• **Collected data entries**

========================================================================

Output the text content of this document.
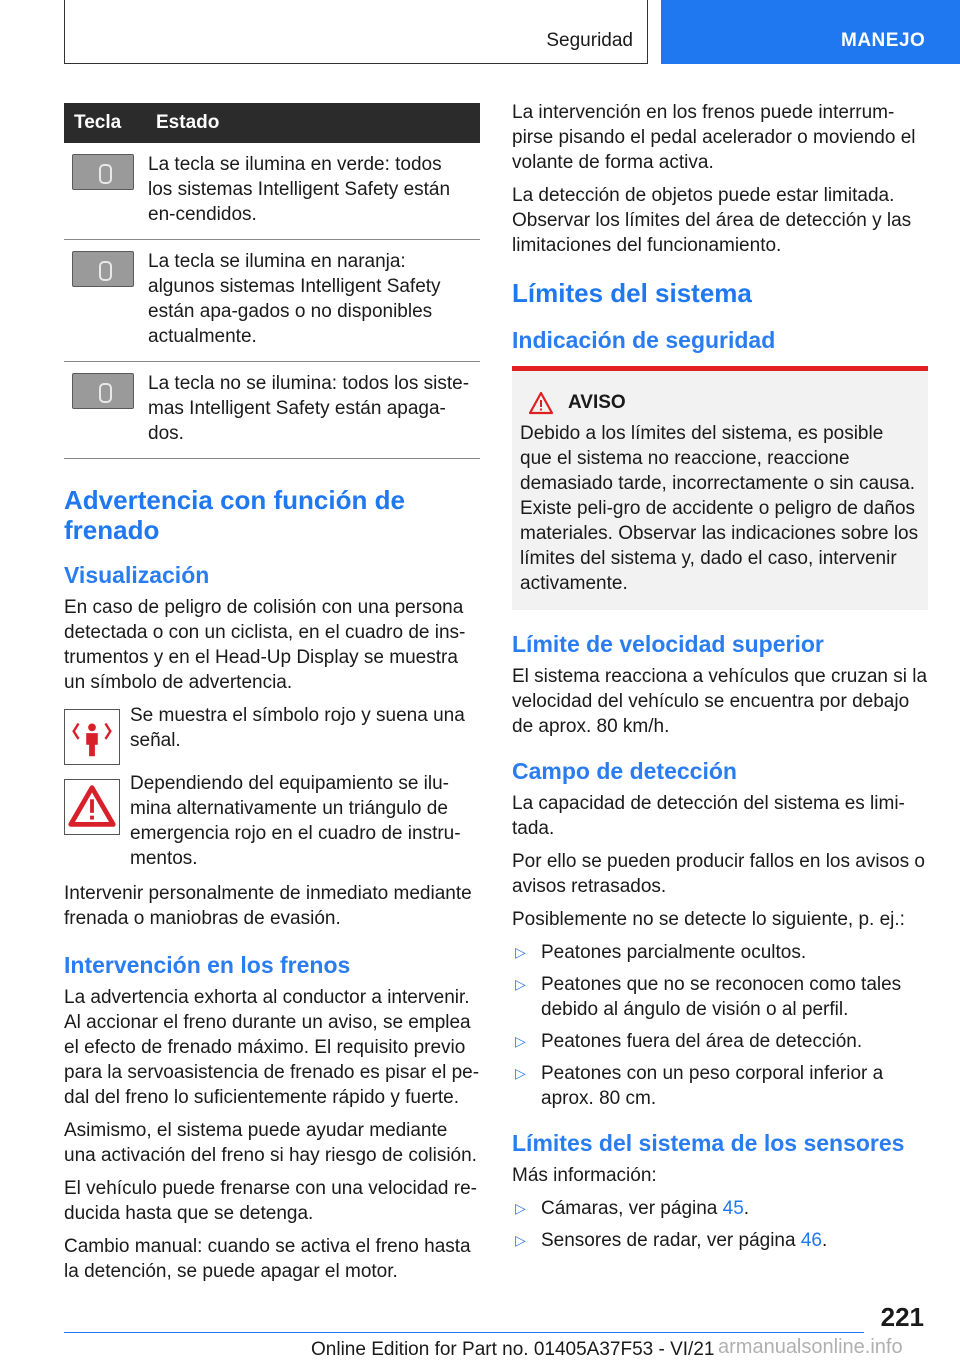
Seguridad	MANEJO
Tecla	Estado

	La tecla se ilumina en verde: todos los sistemas Intelligent Safety están en-cendidos.

	La tecla se ilumina en naranja: algunos sistemas Intelligent Safety están apa-gados o no disponibles actualmente.

	La tecla no se ilumina: todos los siste-mas Intelligent Safety están apaga-dos.
Advertencia con función de frenado
Visualización

En caso de peligro de colisión con una persona detectada o con un ciclista, en el cuadro de ins-trumentos y en el Head-Up Display se muestra un símbolo de advertencia.

Se muestra el símbolo rojo y suena una señal.

Dependiendo del equipamiento se ilu-mina alternativamente un triángulo de emergencia rojo en el cuadro de instru-mentos.

Intervenir personalmente de inmediato mediante frenada o maniobras de evasión.

Intervención en los frenos

La advertencia exhorta al conductor a intervenir. Al accionar el freno durante un aviso, se emplea el efecto de frenado máximo. El requisito previo para la servoasistencia de frenado es pisar el pe-dal del freno lo suficientemente rápido y fuerte.

Asimismo, el sistema puede ayudar mediante una activación del freno si hay riesgo de colisión.

El vehículo puede frenarse con una velocidad re-ducida hasta que se detenga.

Cambio manual: cuando se activa el freno hasta la detención, se puede apagar el motor.

La intervención en los frenos puede interrum-pirse pisando el pedal acelerador o moviendo el volante de forma activa.

La detección de objetos puede estar limitada. Observar los límites del área de detección y las limitaciones del funcionamiento.

Límites del sistema
Indicación de seguridad
AVISO

Debido a los límites del sistema, es posible que el sistema no reaccione, reaccione demasiado tarde, incorrectamente o sin causa. Existe peli-gro de accidente o peligro de daños materiales. Observar las indicaciones sobre los límites del sistema y, dado el caso, intervenir activamente.

Límite de velocidad superior

El sistema reacciona a vehículos que cruzan si la velocidad del vehículo se encuentra por debajo de aprox. 80 km/h.

Campo de detección

La capacidad de detección del sistema es limi-tada.

Por ello se pueden producir fallos en los avisos o avisos retrasados.

Posiblemente no se detecte lo siguiente, p. ej.:

▷ Peatones parcialmente ocultos.
▷ Peatones que no se reconocen como tales debido al ángulo de visión o al perfil.
▷ Peatones fuera del área de detección.
▷ Peatones con un peso corporal inferior a aprox. 80 cm.
Límites del sistema de los sensores

Más información:

▷ Cámaras, ver página 45.
▷ Sensores de radar, ver página 46.
221
Online Edition for Part no. 01405A37F53 - VI/21 armanualsonline.info
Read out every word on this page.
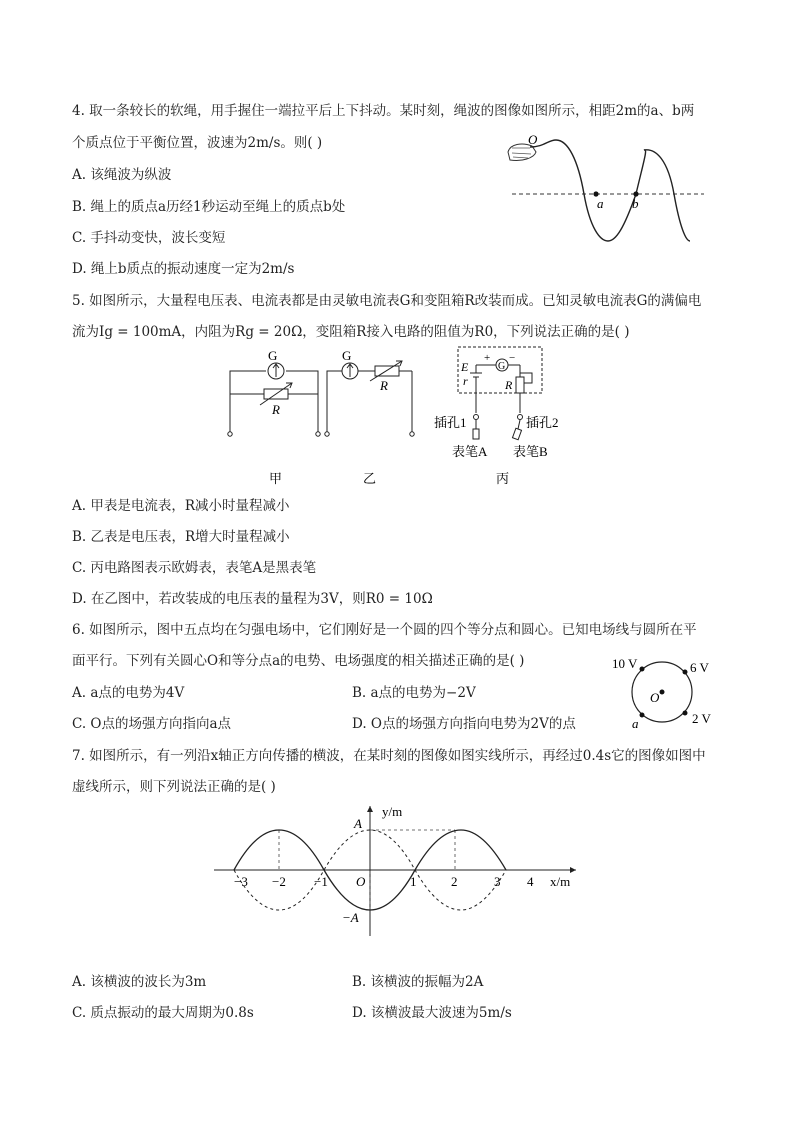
4. 取一条较长的软绳，用手握住一端拉平后上下抖动。某时刻，绳波的图像如图所示，相距2m的a、b两
个质点位于平衡位置，波速为2m/s。则( )
A. 该绳波为纵波
B. 绳上的质点a历经1秒运动至绳上的质点b处
C. 手抖动变快，波长变短
D. 绳上b质点的振动速度一定为2m/s
O
a b
5. 如图所示，大量程电压表、电流表都是由灵敏电流表G和变阻箱R改装而成。已知灵敏电流表G的满偏电
流为Ig = 100mA，内阻为Rg = 20Ω，变阻箱R接入电路的阻值为R0，下列说法正确的是( )
G
R
G
R
G
+ −
E
r	R
插孔1	插孔2
表笔A 表笔B
甲	乙	丙
A. 甲表是电流表，R减小时量程减小
B. 乙表是电压表，R增大时量程减小
C. 丙电路图表示欧姆表，表笔A是黑表笔
D. 在乙图中，若改装成的电压表的量程为3V，则R0 = 10Ω
6. 如图所示，图中五点均在匀强电场中，它们刚好是一个圆的四个等分点和圆心。已知电场线与圆所在平
面平行。下列有关圆心O和等分点a的电势、电场强度的相关描述正确的是( )
A. a点的电势为4V	B. a点的电势为−2V
C. O点的场强方向指向a点	D. O点的场强方向指向电势为2V的点
10 V	6 V
2 V
O
a
7. 如图所示，有一列沿x轴正方向传播的横波，在某时刻的图像如图实线所示，再经过0.4s它的图像如图中
虚线所示，则下列说法正确的是( )
y/m
x/m
A
−A
O
−3 −2 −1	1	2	3 4
A. 该横波的波长为3m	B. 该横波的振幅为2A
C. 质点振动的最大周期为0.8s	D. 该横波最大波速为5m/s
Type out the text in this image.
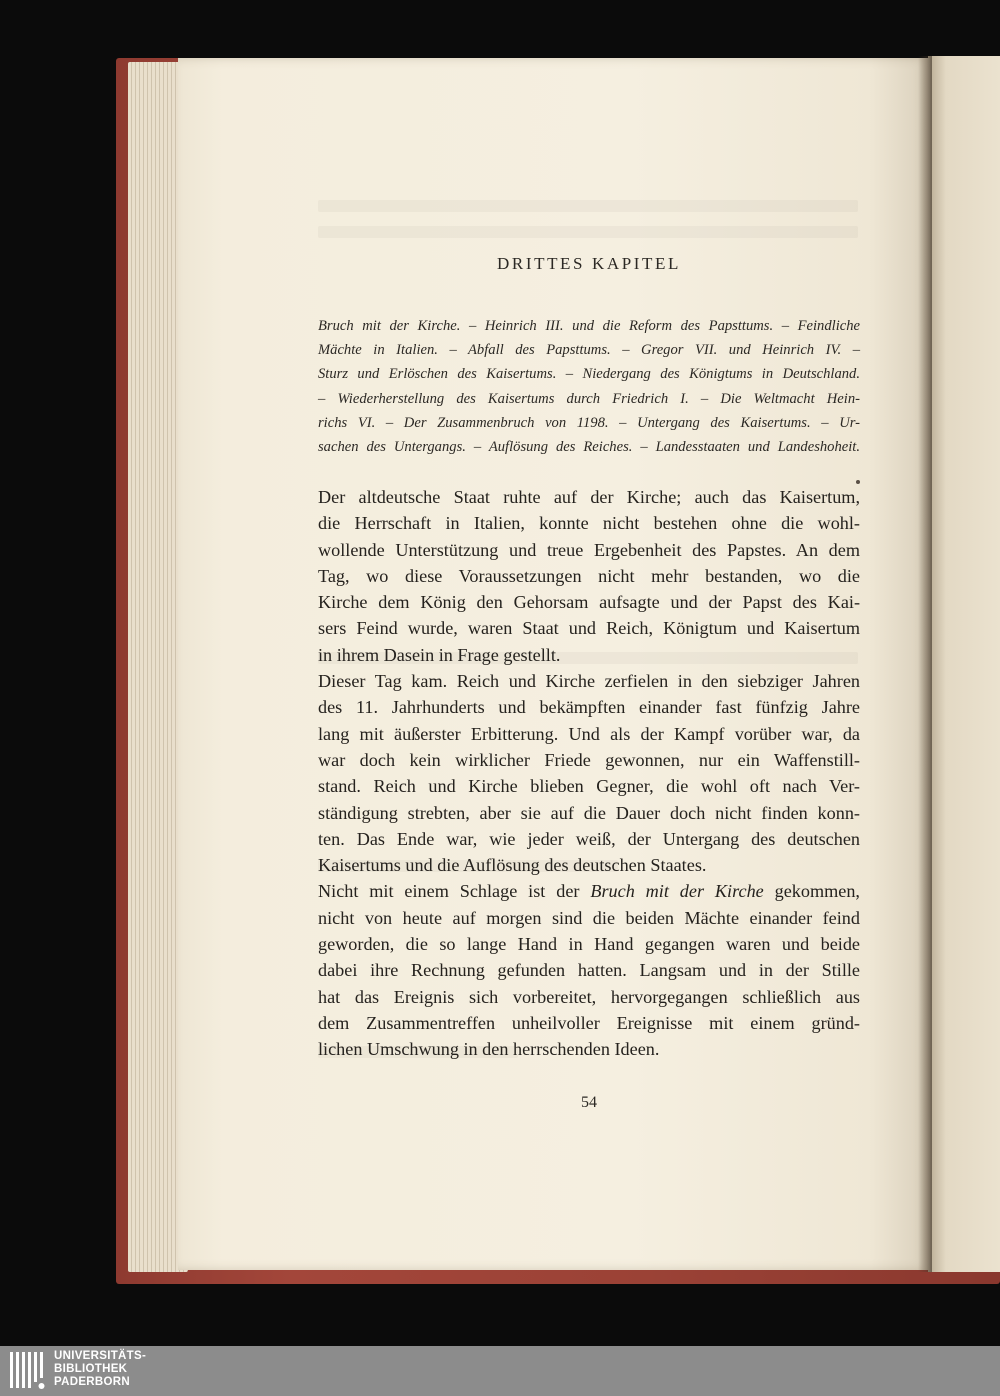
DRITTES KAPITEL
Bruch mit der Kirche. – Heinrich III. und die Reform des Papsttums. – Feindliche
Mächte in Italien. – Abfall des Papsttums. – Gregor VII. und Heinrich IV. –
Sturz und Erlöschen des Kaisertums. – Niedergang des Königtums in Deutschland.
– Wiederherstellung des Kaisertums durch Friedrich I. – Die Weltmacht Hein-
richs VI. – Der Zusammenbruch von 1198. – Untergang des Kaisertums. – Ur-
sachen des Untergangs. – Auflösung des Reiches. – Landesstaaten und Landeshoheit.
Der altdeutsche Staat ruhte auf der Kirche; auch das Kaisertum,
die Herrschaft in Italien, konnte nicht bestehen ohne die wohl-
wollende Unterstützung und treue Ergebenheit des Papstes. An dem
Tag, wo diese Voraussetzungen nicht mehr bestanden, wo die
Kirche dem König den Gehorsam aufsagte und der Papst des Kai-
sers Feind wurde, waren Staat und Reich, Königtum und Kaisertum
in ihrem Dasein in Frage gestellt.
Dieser Tag kam. Reich und Kirche zerfielen in den siebziger Jahren
des 11. Jahrhunderts und bekämpften einander fast fünfzig Jahre
lang mit äußerster Erbitterung. Und als der Kampf vorüber war, da
war doch kein wirklicher Friede gewonnen, nur ein Waffenstill-
stand. Reich und Kirche blieben Gegner, die wohl oft nach Ver-
ständigung strebten, aber sie auf die Dauer doch nicht finden konn-
ten. Das Ende war, wie jeder weiß, der Untergang des deutschen
Kaisertums und die Auflösung des deutschen Staates.
Nicht mit einem Schlage ist der Bruch mit der Kirche gekommen,
nicht von heute auf morgen sind die beiden Mächte einander feind
geworden, die so lange Hand in Hand gegangen waren und beide
dabei ihre Rechnung gefunden hatten. Langsam und in der Stille
hat das Ereignis sich vorbereitet, hervorgegangen schließlich aus
dem Zusammentreffen unheilvoller Ereignisse mit einem gründ-
lichen Umschwung in den herrschenden Ideen.
54
UNIVERSITÄTS-
BIBLIOTHEK
PADERBORN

========================================================================

Nothing but the pictures may be dropped; output the records above exactly.

• **Output of the exercise**
Output the text content of this document.
Seguridad	MANEJO
Tecla	Estado

	La tecla se ilumina en verde: todos los sistemas Intelligent Safety están en-cendidos.

	La tecla se ilumina en naranja: algunos sistemas Intelligent Safety están apa-gados o no disponibles actualmente.

	La tecla no se ilumina: todos los siste-mas Intelligent Safety están apaga-dos.
Advertencia con función de frenado
Visualización

En caso de peligro de colisión con una persona detectada o con un ciclista, en el cuadro de ins-trumentos y en el Head-Up Display se muestra un símbolo de advertencia.

Se muestra el símbolo rojo y suena una señal.

Dependiendo del equipamiento se ilu-mina alternativamente un triángulo de emergencia rojo en el cuadro de instru-mentos.

Intervenir personalmente de inmediato mediante frenada o maniobras de evasión.

Intervención en los frenos

La advertencia exhorta al conductor a intervenir. Al accionar el freno durante un aviso, se emplea el efecto de frenado máximo. El requisito previo para la servoasistencia de frenado es pisar el pe-dal del freno lo suficientemente rápido y fuerte.

Asimismo, el sistema puede ayudar mediante una activación del freno si hay riesgo de colisión.

El vehículo puede frenarse con una velocidad re-ducida hasta que se detenga.

Cambio manual: cuando se activa el freno hasta la detención, se puede apagar el motor.

La intervención en los frenos puede interrum-pirse pisando el pedal acelerador o moviendo el volante de forma activa.

La detección de objetos puede estar limitada. Observar los límites del área de detección y las limitaciones del funcionamiento.

Límites del sistema
Indicación de seguridad
AVISO

Debido a los límites del sistema, es posible que el sistema no reaccione, reaccione demasiado tarde, incorrectamente o sin causa. Existe peli-gro de accidente o peligro de daños materiales. Observar las indicaciones sobre los límites del sistema y, dado el caso, intervenir activamente.

Límite de velocidad superior

El sistema reacciona a vehículos que cruzan si la velocidad del vehículo se encuentra por debajo de aprox. 80 km/h.

Campo de detección

La capacidad de detección del sistema es limi-tada.

Por ello se pueden producir fallos en los avisos o avisos retrasados.

Posiblemente no se detecte lo siguiente, p. ej.:

▷ Peatones parcialmente ocultos.
▷ Peatones que no se reconocen como tales debido al ángulo de visión o al perfil.
▷ Peatones fuera del área de detección.
▷ Peatones con un peso corporal inferior a aprox. 80 cm.
Límites del sistema de los sensores

Más información:

▷ Cámaras, ver página 45.
▷ Sensores de radar, ver página 46.
221
Online Edition for Part no. 01405A37F53 - VI/21 armanualsonline.info
Read out every word on this page.
4. 取一条较长的软绳，用手握住一端拉平后上下抖动。某时刻，绳波的图像如图所示，相距2m的a、b两
个质点位于平衡位置，波速为2m/s。则( )
A. 该绳波为纵波
B. 绳上的质点a历经1秒运动至绳上的质点b处
C. 手抖动变快，波长变短
D. 绳上b质点的振动速度一定为2m/s
O
a b
5. 如图所示，大量程电压表、电流表都是由灵敏电流表G和变阻箱R改装而成。已知灵敏电流表G的满偏电
流为Ig = 100mA，内阻为Rg = 20Ω，变阻箱R接入电路的阻值为R0，下列说法正确的是( )
G
R
G
R
G
+ −
E
r	R
插孔1	插孔2
表笔A 表笔B
甲	乙	丙
A. 甲表是电流表，R减小时量程减小
B. 乙表是电压表，R增大时量程减小
C. 丙电路图表示欧姆表，表笔A是黑表笔
D. 在乙图中，若改装成的电压表的量程为3V，则R0 = 10Ω
6. 如图所示，图中五点均在匀强电场中，它们刚好是一个圆的四个等分点和圆心。已知电场线与圆所在平
面平行。下列有关圆心O和等分点a的电势、电场强度的相关描述正确的是( )
A. a点的电势为4V	B. a点的电势为−2V
C. O点的场强方向指向a点	D. O点的场强方向指向电势为2V的点
10 V	6 V
2 V
O
a
7. 如图所示，有一列沿x轴正方向传播的横波，在某时刻的图像如图实线所示，再经过0.4s它的图像如图中
虚线所示，则下列说法正确的是( )
y/m
x/m
A
−A
O
−3 −2 −1	1	2	3 4
A. 该横波的波长为3m	B. 该横波的振幅为2A
C. 质点振动的最大周期为0.8s	D. 该横波最大波速为5m/s
Type out the text in this image.
DRITTES KAPITEL
Bruch mit der Kirche. – Heinrich III. und die Reform des Papsttums. – Feindliche
Mächte in Italien. – Abfall des Papsttums. – Gregor VII. und Heinrich IV. –
Sturz und Erlöschen des Kaisertums. – Niedergang des Königtums in Deutschland.
– Wiederherstellung des Kaisertums durch Friedrich I. – Die Weltmacht Hein-
richs VI. – Der Zusammenbruch von 1198. – Untergang des Kaisertums. – Ur-
sachen des Untergangs. – Auflösung des Reiches. – Landesstaaten und Landeshoheit.
Der altdeutsche Staat ruhte auf der Kirche; auch das Kaisertum,
die Herrschaft in Italien, konnte nicht bestehen ohne die wohl-
wollende Unterstützung und treue Ergebenheit des Papstes. An dem
Tag, wo diese Voraussetzungen nicht mehr bestanden, wo die
Kirche dem König den Gehorsam aufsagte und der Papst des Kai-
sers Feind wurde, waren Staat und Reich, Königtum und Kaisertum
in ihrem Dasein in Frage gestellt.
Dieser Tag kam. Reich und Kirche zerfielen in den siebziger Jahren
des 11. Jahrhunderts und bekämpften einander fast fünfzig Jahre
lang mit äußerster Erbitterung. Und als der Kampf vorüber war, da
war doch kein wirklicher Friede gewonnen, nur ein Waffenstill-
stand. Reich und Kirche blieben Gegner, die wohl oft nach Ver-
ständigung strebten, aber sie auf die Dauer doch nicht finden konn-
ten. Das Ende war, wie jeder weiß, der Untergang des deutschen
Kaisertums und die Auflösung des deutschen Staates.
Nicht mit einem Schlage ist der Bruch mit der Kirche gekommen,
nicht von heute auf morgen sind die beiden Mächte einander feind
geworden, die so lange Hand in Hand gegangen waren und beide
dabei ihre Rechnung gefunden hatten. Langsam und in der Stille
hat das Ereignis sich vorbereitet, hervorgegangen schließlich aus
dem Zusammentreffen unheilvoller Ereignisse mit einem gründ-
lichen Umschwung in den herrschenden Ideen.
54
UNIVERSITÄTS-
BIBLIOTHEK
PADERBORN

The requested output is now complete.